Write the entries out again exactly as they stand, but without the pictures.

--- START Provided entries ---

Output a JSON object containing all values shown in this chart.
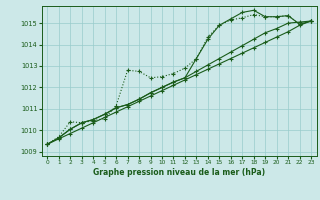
{
  "title": "Graphe pression niveau de la mer (hPa)",
  "background_color": "#cce8e8",
  "grid_color": "#99cccc",
  "line_color": "#1a5c1a",
  "xlim": [
    -0.5,
    23.5
  ],
  "ylim": [
    1008.8,
    1015.8
  ],
  "yticks": [
    1009,
    1010,
    1011,
    1012,
    1013,
    1014,
    1015
  ],
  "xticks": [
    0,
    1,
    2,
    3,
    4,
    5,
    6,
    7,
    8,
    9,
    10,
    11,
    12,
    13,
    14,
    15,
    16,
    17,
    18,
    19,
    20,
    21,
    22,
    23
  ],
  "series": [
    {
      "x": [
        0,
        1,
        2,
        3,
        4,
        5,
        6,
        7,
        8,
        9,
        10,
        11,
        12,
        13,
        14,
        15,
        16,
        17,
        18,
        19,
        20,
        21,
        22,
        23
      ],
      "y": [
        1009.35,
        1009.7,
        1010.4,
        1010.35,
        1010.45,
        1010.55,
        1011.15,
        1012.8,
        1012.75,
        1012.45,
        1012.5,
        1012.65,
        1012.9,
        1013.35,
        1014.35,
        1014.9,
        1015.15,
        1015.25,
        1015.4,
        1015.3,
        1015.3,
        1015.35,
        1014.95,
        1015.1
      ],
      "style": ":",
      "marker": "+"
    },
    {
      "x": [
        0,
        1,
        2,
        3,
        4,
        5,
        6,
        7,
        8,
        9,
        10,
        11,
        12,
        13,
        14,
        15,
        16,
        17,
        18,
        19,
        20,
        21,
        22,
        23
      ],
      "y": [
        1009.35,
        1009.65,
        1010.05,
        1010.35,
        1010.5,
        1010.75,
        1011.05,
        1011.2,
        1011.45,
        1011.75,
        1012.0,
        1012.25,
        1012.45,
        1012.75,
        1013.05,
        1013.35,
        1013.65,
        1013.95,
        1014.25,
        1014.55,
        1014.75,
        1015.0,
        1015.05,
        1015.1
      ],
      "style": "-",
      "marker": "+"
    },
    {
      "x": [
        0,
        1,
        2,
        3,
        4,
        5,
        6,
        7,
        8,
        9,
        10,
        11,
        12,
        13,
        14,
        15,
        16,
        17,
        18,
        19,
        20,
        21,
        22,
        23
      ],
      "y": [
        1009.35,
        1009.6,
        1009.85,
        1010.1,
        1010.35,
        1010.6,
        1010.85,
        1011.1,
        1011.35,
        1011.6,
        1011.85,
        1012.1,
        1012.35,
        1012.6,
        1012.85,
        1013.1,
        1013.35,
        1013.6,
        1013.85,
        1014.1,
        1014.35,
        1014.6,
        1014.9,
        1015.1
      ],
      "style": "-",
      "marker": "+"
    },
    {
      "x": [
        0,
        1,
        2,
        3,
        4,
        5,
        6,
        7,
        8,
        9,
        10,
        11,
        12,
        13,
        14,
        15,
        16,
        17,
        18,
        19,
        20,
        21,
        22,
        23
      ],
      "y": [
        1009.35,
        1009.65,
        1010.05,
        1010.35,
        1010.5,
        1010.75,
        1011.05,
        1011.2,
        1011.45,
        1011.75,
        1012.0,
        1012.25,
        1012.45,
        1013.35,
        1014.25,
        1014.9,
        1015.2,
        1015.5,
        1015.6,
        1015.3,
        1015.3,
        1015.35,
        1014.95,
        1015.1
      ],
      "style": "-",
      "marker": "+"
    }
  ]
}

--- END Provided entries ---

| Completed task |
Output a JSON object containing all values shown in this chart.
{
  "title": "Graphe pression niveau de la mer (hPa)",
  "background_color": "#cce8e8",
  "grid_color": "#99cccc",
  "line_color": "#1a5c1a",
  "xlim": [
    -0.5,
    23.5
  ],
  "ylim": [
    1008.8,
    1015.8
  ],
  "yticks": [
    1009,
    1010,
    1011,
    1012,
    1013,
    1014,
    1015
  ],
  "xticks": [
    0,
    1,
    2,
    3,
    4,
    5,
    6,
    7,
    8,
    9,
    10,
    11,
    12,
    13,
    14,
    15,
    16,
    17,
    18,
    19,
    20,
    21,
    22,
    23
  ],
  "series": [
    {
      "x": [
        0,
        1,
        2,
        3,
        4,
        5,
        6,
        7,
        8,
        9,
        10,
        11,
        12,
        13,
        14,
        15,
        16,
        17,
        18,
        19,
        20,
        21,
        22,
        23
      ],
      "y": [
        1009.35,
        1009.7,
        1010.4,
        1010.35,
        1010.45,
        1010.55,
        1011.15,
        1012.8,
        1012.75,
        1012.45,
        1012.5,
        1012.65,
        1012.9,
        1013.35,
        1014.35,
        1014.9,
        1015.15,
        1015.25,
        1015.4,
        1015.3,
        1015.3,
        1015.35,
        1014.95,
        1015.1
      ],
      "style": ":",
      "marker": "+"
    },
    {
      "x": [
        0,
        1,
        2,
        3,
        4,
        5,
        6,
        7,
        8,
        9,
        10,
        11,
        12,
        13,
        14,
        15,
        16,
        17,
        18,
        19,
        20,
        21,
        22,
        23
      ],
      "y": [
        1009.35,
        1009.65,
        1010.05,
        1010.35,
        1010.5,
        1010.75,
        1011.05,
        1011.2,
        1011.45,
        1011.75,
        1012.0,
        1012.25,
        1012.45,
        1012.75,
        1013.05,
        1013.35,
        1013.65,
        1013.95,
        1014.25,
        1014.55,
        1014.75,
        1015.0,
        1015.05,
        1015.1
      ],
      "style": "-",
      "marker": "+"
    },
    {
      "x": [
        0,
        1,
        2,
        3,
        4,
        5,
        6,
        7,
        8,
        9,
        10,
        11,
        12,
        13,
        14,
        15,
        16,
        17,
        18,
        19,
        20,
        21,
        22,
        23
      ],
      "y": [
        1009.35,
        1009.6,
        1009.85,
        1010.1,
        1010.35,
        1010.6,
        1010.85,
        1011.1,
        1011.35,
        1011.6,
        1011.85,
        1012.1,
        1012.35,
        1012.6,
        1012.85,
        1013.1,
        1013.35,
        1013.6,
        1013.85,
        1014.1,
        1014.35,
        1014.6,
        1014.9,
        1015.1
      ],
      "style": "-",
      "marker": "+"
    },
    {
      "x": [
        0,
        1,
        2,
        3,
        4,
        5,
        6,
        7,
        8,
        9,
        10,
        11,
        12,
        13,
        14,
        15,
        16,
        17,
        18,
        19,
        20,
        21,
        22,
        23
      ],
      "y": [
        1009.35,
        1009.65,
        1010.05,
        1010.35,
        1010.5,
        1010.75,
        1011.05,
        1011.2,
        1011.45,
        1011.75,
        1012.0,
        1012.25,
        1012.45,
        1013.35,
        1014.25,
        1014.9,
        1015.2,
        1015.5,
        1015.6,
        1015.3,
        1015.3,
        1015.35,
        1014.95,
        1015.1
      ],
      "style": "-",
      "marker": "+"
    }
  ]
}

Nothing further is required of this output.